Exercise brief
Copy all the material that follows, keeping every character the same.

◆ ◆ ◆ ◆ ◆

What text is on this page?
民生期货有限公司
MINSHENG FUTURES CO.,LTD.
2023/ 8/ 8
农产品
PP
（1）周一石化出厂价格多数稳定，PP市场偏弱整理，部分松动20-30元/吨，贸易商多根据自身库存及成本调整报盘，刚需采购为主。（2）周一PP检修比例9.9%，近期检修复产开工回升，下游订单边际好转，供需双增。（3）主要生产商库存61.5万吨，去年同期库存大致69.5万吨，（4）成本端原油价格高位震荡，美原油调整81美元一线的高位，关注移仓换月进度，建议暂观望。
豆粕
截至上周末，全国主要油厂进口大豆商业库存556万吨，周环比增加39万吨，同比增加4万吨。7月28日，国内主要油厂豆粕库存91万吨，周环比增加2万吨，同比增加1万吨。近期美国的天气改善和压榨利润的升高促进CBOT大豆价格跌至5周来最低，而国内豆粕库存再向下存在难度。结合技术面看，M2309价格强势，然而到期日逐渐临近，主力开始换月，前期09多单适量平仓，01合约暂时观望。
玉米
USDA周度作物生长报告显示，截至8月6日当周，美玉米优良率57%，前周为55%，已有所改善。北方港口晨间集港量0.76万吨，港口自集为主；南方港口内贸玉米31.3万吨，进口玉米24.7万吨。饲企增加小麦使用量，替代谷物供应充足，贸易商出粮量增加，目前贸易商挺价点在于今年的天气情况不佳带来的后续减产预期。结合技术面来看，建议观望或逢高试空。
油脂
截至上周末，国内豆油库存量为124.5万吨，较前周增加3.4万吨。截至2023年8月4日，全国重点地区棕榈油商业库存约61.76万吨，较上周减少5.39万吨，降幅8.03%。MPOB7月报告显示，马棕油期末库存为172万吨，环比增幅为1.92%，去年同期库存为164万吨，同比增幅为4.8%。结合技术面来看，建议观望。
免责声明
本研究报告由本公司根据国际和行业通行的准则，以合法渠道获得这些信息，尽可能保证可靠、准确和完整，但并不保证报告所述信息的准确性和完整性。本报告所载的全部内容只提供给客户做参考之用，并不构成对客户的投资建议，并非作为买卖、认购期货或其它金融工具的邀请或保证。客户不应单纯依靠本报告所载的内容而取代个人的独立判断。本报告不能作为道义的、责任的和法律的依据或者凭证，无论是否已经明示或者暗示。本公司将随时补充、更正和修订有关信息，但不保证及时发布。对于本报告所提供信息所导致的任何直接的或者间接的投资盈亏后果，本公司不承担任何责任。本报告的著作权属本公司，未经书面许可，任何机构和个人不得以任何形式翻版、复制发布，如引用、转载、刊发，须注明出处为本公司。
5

◆ ◆ ◆ ◆ ◆

Worked solution
What text is on this page?
民生期货有限公司
MINSHENG FUTURES CO.,LTD.
2023/ 8/ 8
农产品
PP
（1）周一石化出厂价格多数稳定，PP市场偏弱整理，部分松动20-30元/吨，贸易商多根据自身库存及成本调整报盘，刚需采购为主。（2）周一PP检修比例9.9%，近期检修复产开工回升，下游订单边际好转，供需双增。（3）主要生产商库存61.5万吨，去年同期库存大致69.5万吨，（4）成本端原油价格高位震荡，美原油调整81美元一线的高位，关注移仓换月进度，建议暂观望。
豆粕
截至上周末，全国主要油厂进口大豆商业库存556万吨，周环比增加39万吨，同比增加4万吨。7月28日，国内主要油厂豆粕库存91万吨，周环比增加2万吨，同比增加1万吨。近期美国的天气改善和压榨利润的升高促进CBOT大豆价格跌至5周来最低，而国内豆粕库存再向下存在难度。结合技术面看，M2309价格强势，然而到期日逐渐临近，主力开始换月，前期09多单适量平仓，01合约暂时观望。
玉米
USDA周度作物生长报告显示，截至8月6日当周，美玉米优良率57%，前周为55%，已有所改善。北方港口晨间集港量0.76万吨，港口自集为主；南方港口内贸玉米31.3万吨，进口玉米24.7万吨。饲企增加小麦使用量，替代谷物供应充足，贸易商出粮量增加，目前贸易商挺价点在于今年的天气情况不佳带来的后续减产预期。结合技术面来看，建议观望或逢高试空。
油脂
截至上周末，国内豆油库存量为124.5万吨，较前周增加3.4万吨。截至2023年8月4日，全国重点地区棕榈油商业库存约61.76万吨，较上周减少5.39万吨，降幅8.03%。MPOB7月报告显示，马棕油期末库存为172万吨，环比增幅为1.92%，去年同期库存为164万吨，同比增幅为4.8%。结合技术面来看，建议观望。
免责声明
本研究报告由本公司根据国际和行业通行的准则，以合法渠道获得这些信息，尽可能保证可靠、准确和完整，但并不保证报告所述信息的准确性和完整性。本报告所载的全部内容只提供给客户做参考之用，并不构成对客户的投资建议，并非作为买卖、认购期货或其它金融工具的邀请或保证。客户不应单纯依靠本报告所载的内容而取代个人的独立判断。本报告不能作为道义的、责任的和法律的依据或者凭证，无论是否已经明示或者暗示。本公司将随时补充、更正和修订有关信息，但不保证及时发布。对于本报告所提供信息所导致的任何直接的或者间接的投资盈亏后果，本公司不承担任何责任。本报告的著作权属本公司，未经书面许可，任何机构和个人不得以任何形式翻版、复制发布，如引用、转载、刊发，须注明出处为本公司。
5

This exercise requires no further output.